» **WHAT YOU HAVE TO DO**: Without the images, print all the entries below exactly as given.

[A block of data]
/---
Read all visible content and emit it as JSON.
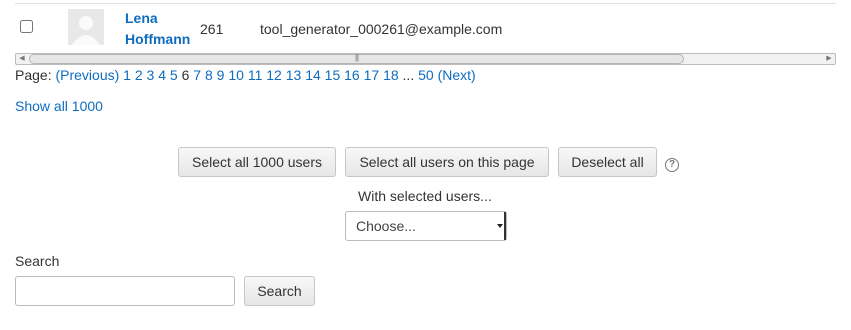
{
  "row": {
    "first_name": "Lena",
    "last_name": "Hoffmann",
    "id": "261",
    "email": "tool_generator_000261@example.com"
  },
  "paging": {
    "label": "Page:",
    "previous": "(Previous)",
    "pages": [
      "1",
      "2",
      "3",
      "4",
      "5",
      "6",
      "7",
      "8",
      "9",
      "10",
      "11",
      "12",
      "13",
      "14",
      "15",
      "16",
      "17",
      "18"
    ],
    "current": "6",
    "ellipsis": "...",
    "last": "50",
    "next": "(Next)"
  },
  "show_all": "Show all 1000",
  "buttons": {
    "select_all": "Select all 1000 users",
    "select_page": "Select all users on this page",
    "deselect": "Deselect all",
    "help": "?"
  },
  "with_selected": "With selected users...",
  "choose": "Choose...",
  "search": {
    "label": "Search",
    "button": "Search",
    "value": ""
  },
  "scrollbar": {
    "grip": "|||"
  }
}
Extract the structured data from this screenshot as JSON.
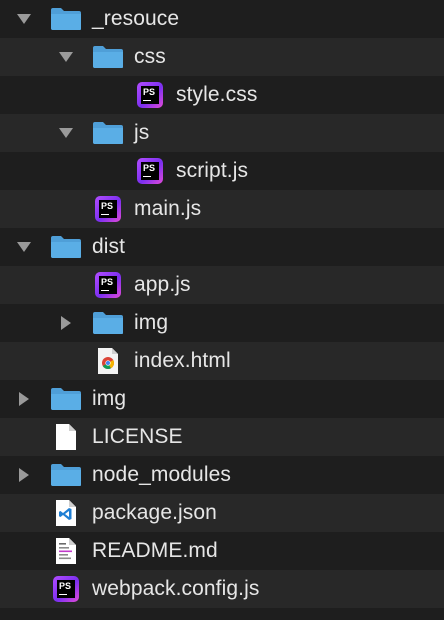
{
  "tree": {
    "items": [
      {
        "label": "_resouce",
        "type": "folder",
        "expanded": true,
        "icon": "folder-icon"
      },
      {
        "label": "css",
        "type": "folder",
        "expanded": true,
        "icon": "folder-icon"
      },
      {
        "label": "style.css",
        "type": "file",
        "icon": "phpstorm-file-icon"
      },
      {
        "label": "js",
        "type": "folder",
        "expanded": true,
        "icon": "folder-icon"
      },
      {
        "label": "script.js",
        "type": "file",
        "icon": "phpstorm-file-icon"
      },
      {
        "label": "main.js",
        "type": "file",
        "icon": "phpstorm-file-icon"
      },
      {
        "label": "dist",
        "type": "folder",
        "expanded": true,
        "icon": "folder-icon"
      },
      {
        "label": "app.js",
        "type": "file",
        "icon": "phpstorm-file-icon"
      },
      {
        "label": "img",
        "type": "folder",
        "expanded": false,
        "icon": "folder-icon"
      },
      {
        "label": "index.html",
        "type": "file",
        "icon": "chrome-html-file-icon"
      },
      {
        "label": "img",
        "type": "folder",
        "expanded": false,
        "icon": "folder-icon"
      },
      {
        "label": "LICENSE",
        "type": "file",
        "icon": "blank-document-icon"
      },
      {
        "label": "node_modules",
        "type": "folder",
        "expanded": false,
        "icon": "folder-icon"
      },
      {
        "label": "package.json",
        "type": "file",
        "icon": "vscode-file-icon"
      },
      {
        "label": "README.md",
        "type": "file",
        "icon": "text-document-icon"
      },
      {
        "label": "webpack.config.js",
        "type": "file",
        "icon": "phpstorm-file-icon"
      }
    ]
  },
  "colors": {
    "background": "#1e1e1e",
    "stripe": "#282828",
    "folder": "#5aaee6",
    "text": "#e6e6e6",
    "disclosure": "#9a9a9a"
  }
}
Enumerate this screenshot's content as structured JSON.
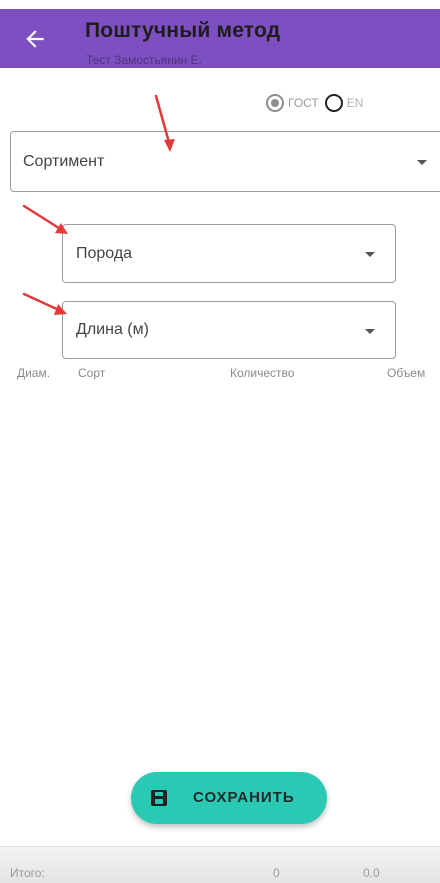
{
  "appbar": {
    "title": "Поштучный метод",
    "subtitle": "Тест Замостьянин Е."
  },
  "standard": {
    "options": [
      "ГОСТ",
      "EN"
    ],
    "selected": "ГОСТ"
  },
  "fields": {
    "sortiment": "Сортимент",
    "poroda": "Порода",
    "dlina": "Длина (м)"
  },
  "table": {
    "columns": [
      "Диам.",
      "Сорт",
      "Количество",
      "Объем"
    ]
  },
  "save_label": "СОХРАНИТЬ",
  "footer": {
    "label": "Итого:",
    "count": "0",
    "volume": "0.0"
  },
  "colors": {
    "appbar": "#7e4fc0",
    "save_button": "#2ac9b4",
    "annotation_arrow": "#e23a3a"
  }
}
\---
» **THE OUTPUT**:
Read all visible content and emit it as JSON.
{
  "row": {
    "first_name": "Lena",
    "last_name": "Hoffmann",
    "id": "261",
    "email": "tool_generator_000261@example.com"
  },
  "paging": {
    "label": "Page:",
    "previous": "(Previous)",
    "pages": [
      "1",
      "2",
      "3",
      "4",
      "5",
      "6",
      "7",
      "8",
      "9",
      "10",
      "11",
      "12",
      "13",
      "14",
      "15",
      "16",
      "17",
      "18"
    ],
    "current": "6",
    "ellipsis": "...",
    "last": "50",
    "next": "(Next)"
  },
  "show_all": "Show all 1000",
  "buttons": {
    "select_all": "Select all 1000 users",
    "select_page": "Select all users on this page",
    "deselect": "Deselect all",
    "help": "?"
  },
  "with_selected": "With selected users...",
  "choose": "Choose...",
  "search": {
    "label": "Search",
    "button": "Search",
    "value": ""
  },
  "scrollbar": {
    "grip": "|||"
  }
}
Extract the structured data from this screenshot as JSON.
{
  "tree": {
    "items": [
      {
        "label": "_resouce",
        "type": "folder",
        "expanded": true,
        "icon": "folder-icon"
      },
      {
        "label": "css",
        "type": "folder",
        "expanded": true,
        "icon": "folder-icon"
      },
      {
        "label": "style.css",
        "type": "file",
        "icon": "phpstorm-file-icon"
      },
      {
        "label": "js",
        "type": "folder",
        "expanded": true,
        "icon": "folder-icon"
      },
      {
        "label": "script.js",
        "type": "file",
        "icon": "phpstorm-file-icon"
      },
      {
        "label": "main.js",
        "type": "file",
        "icon": "phpstorm-file-icon"
      },
      {
        "label": "dist",
        "type": "folder",
        "expanded": true,
        "icon": "folder-icon"
      },
      {
        "label": "app.js",
        "type": "file",
        "icon": "phpstorm-file-icon"
      },
      {
        "label": "img",
        "type": "folder",
        "expanded": false,
        "icon": "folder-icon"
      },
      {
        "label": "index.html",
        "type": "file",
        "icon": "chrome-html-file-icon"
      },
      {
        "label": "img",
        "type": "folder",
        "expanded": false,
        "icon": "folder-icon"
      },
      {
        "label": "LICENSE",
        "type": "file",
        "icon": "blank-document-icon"
      },
      {
        "label": "node_modules",
        "type": "folder",
        "expanded": false,
        "icon": "folder-icon"
      },
      {
        "label": "package.json",
        "type": "file",
        "icon": "vscode-file-icon"
      },
      {
        "label": "README.md",
        "type": "file",
        "icon": "text-document-icon"
      },
      {
        "label": "webpack.config.js",
        "type": "file",
        "icon": "phpstorm-file-icon"
      }
    ]
  },
  "colors": {
    "background": "#1e1e1e",
    "stripe": "#282828",
    "folder": "#5aaee6",
    "text": "#e6e6e6",
    "disclosure": "#9a9a9a"
  }
}
Enumerate this screenshot's content as structured JSON.
{
  "appbar": {
    "title": "Поштучный метод",
    "subtitle": "Тест Замостьянин Е."
  },
  "standard": {
    "options": [
      "ГОСТ",
      "EN"
    ],
    "selected": "ГОСТ"
  },
  "fields": {
    "sortiment": "Сортимент",
    "poroda": "Порода",
    "dlina": "Длина (м)"
  },
  "table": {
    "columns": [
      "Диам.",
      "Сорт",
      "Количество",
      "Объем"
    ]
  },
  "save_label": "СОХРАНИТЬ",
  "footer": {
    "label": "Итого:",
    "count": "0",
    "volume": "0.0"
  },
  "colors": {
    "appbar": "#7e4fc0",
    "save_button": "#2ac9b4",
    "annotation_arrow": "#e23a3a"
  }
}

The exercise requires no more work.